» SHORT PROBLEM
What is the number of lines that include the word "document"? Provide only that figure.

####################

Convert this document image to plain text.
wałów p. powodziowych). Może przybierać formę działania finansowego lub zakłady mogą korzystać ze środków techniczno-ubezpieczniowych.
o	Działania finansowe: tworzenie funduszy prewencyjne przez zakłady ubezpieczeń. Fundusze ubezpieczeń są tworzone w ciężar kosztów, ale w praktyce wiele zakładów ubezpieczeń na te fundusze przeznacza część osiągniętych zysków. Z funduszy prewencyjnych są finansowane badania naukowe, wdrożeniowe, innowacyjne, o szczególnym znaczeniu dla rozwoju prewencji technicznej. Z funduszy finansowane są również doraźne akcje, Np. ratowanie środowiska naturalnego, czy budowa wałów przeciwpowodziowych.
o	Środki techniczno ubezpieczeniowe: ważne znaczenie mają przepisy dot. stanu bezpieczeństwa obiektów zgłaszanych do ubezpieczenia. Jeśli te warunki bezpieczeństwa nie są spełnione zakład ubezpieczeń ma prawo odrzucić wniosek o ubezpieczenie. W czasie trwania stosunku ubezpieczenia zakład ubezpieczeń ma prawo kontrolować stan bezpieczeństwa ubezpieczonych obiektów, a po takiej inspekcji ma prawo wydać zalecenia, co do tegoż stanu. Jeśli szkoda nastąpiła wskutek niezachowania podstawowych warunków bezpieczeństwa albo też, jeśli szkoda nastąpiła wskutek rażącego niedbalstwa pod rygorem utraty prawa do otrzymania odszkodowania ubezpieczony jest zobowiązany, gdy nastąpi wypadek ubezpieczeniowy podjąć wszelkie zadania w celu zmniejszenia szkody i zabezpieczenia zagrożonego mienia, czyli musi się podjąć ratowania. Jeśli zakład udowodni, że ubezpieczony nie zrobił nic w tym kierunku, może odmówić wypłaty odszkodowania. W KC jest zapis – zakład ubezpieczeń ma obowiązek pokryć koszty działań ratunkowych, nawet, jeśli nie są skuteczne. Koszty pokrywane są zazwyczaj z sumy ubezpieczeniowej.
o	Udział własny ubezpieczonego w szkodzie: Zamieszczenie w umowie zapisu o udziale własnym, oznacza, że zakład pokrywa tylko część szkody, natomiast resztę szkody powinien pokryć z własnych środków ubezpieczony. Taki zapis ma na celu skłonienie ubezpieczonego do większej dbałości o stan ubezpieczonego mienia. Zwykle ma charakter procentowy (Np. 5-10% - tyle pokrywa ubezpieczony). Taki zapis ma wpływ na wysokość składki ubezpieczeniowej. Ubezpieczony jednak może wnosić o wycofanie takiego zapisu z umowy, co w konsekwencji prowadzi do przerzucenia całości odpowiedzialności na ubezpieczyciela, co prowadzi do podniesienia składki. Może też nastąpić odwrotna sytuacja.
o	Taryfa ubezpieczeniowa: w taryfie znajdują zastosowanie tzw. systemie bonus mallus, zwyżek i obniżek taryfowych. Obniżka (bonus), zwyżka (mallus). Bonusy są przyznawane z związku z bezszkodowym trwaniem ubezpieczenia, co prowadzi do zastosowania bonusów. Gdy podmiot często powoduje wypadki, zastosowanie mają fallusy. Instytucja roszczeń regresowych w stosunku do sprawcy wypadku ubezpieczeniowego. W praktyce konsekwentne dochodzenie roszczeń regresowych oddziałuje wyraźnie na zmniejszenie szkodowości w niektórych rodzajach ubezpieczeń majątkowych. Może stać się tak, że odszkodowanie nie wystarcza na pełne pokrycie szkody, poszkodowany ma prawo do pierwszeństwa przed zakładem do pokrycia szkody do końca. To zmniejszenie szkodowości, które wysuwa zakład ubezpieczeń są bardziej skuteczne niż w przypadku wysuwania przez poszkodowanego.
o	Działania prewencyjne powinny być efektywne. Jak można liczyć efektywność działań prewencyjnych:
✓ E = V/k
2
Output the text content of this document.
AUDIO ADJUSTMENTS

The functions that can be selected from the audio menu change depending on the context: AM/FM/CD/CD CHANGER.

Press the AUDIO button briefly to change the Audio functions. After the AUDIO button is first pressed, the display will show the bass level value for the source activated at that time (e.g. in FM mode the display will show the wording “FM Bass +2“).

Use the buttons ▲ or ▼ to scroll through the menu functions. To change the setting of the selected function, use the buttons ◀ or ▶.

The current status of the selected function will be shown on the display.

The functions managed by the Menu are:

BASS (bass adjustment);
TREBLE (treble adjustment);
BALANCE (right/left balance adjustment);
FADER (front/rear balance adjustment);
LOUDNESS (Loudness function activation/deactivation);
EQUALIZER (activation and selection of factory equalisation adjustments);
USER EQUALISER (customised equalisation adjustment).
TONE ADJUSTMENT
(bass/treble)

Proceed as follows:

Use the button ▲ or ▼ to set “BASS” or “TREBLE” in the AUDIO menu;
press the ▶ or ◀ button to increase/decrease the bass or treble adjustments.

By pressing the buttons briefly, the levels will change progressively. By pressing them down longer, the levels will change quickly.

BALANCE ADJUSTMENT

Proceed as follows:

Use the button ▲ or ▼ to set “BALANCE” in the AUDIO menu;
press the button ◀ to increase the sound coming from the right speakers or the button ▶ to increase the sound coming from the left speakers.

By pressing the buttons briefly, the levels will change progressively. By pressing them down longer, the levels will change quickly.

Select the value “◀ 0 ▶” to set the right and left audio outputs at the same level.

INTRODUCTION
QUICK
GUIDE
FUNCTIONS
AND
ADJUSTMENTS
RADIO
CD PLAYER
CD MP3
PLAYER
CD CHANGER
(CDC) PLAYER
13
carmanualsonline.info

####################

» COMPLETE OUTPUT
2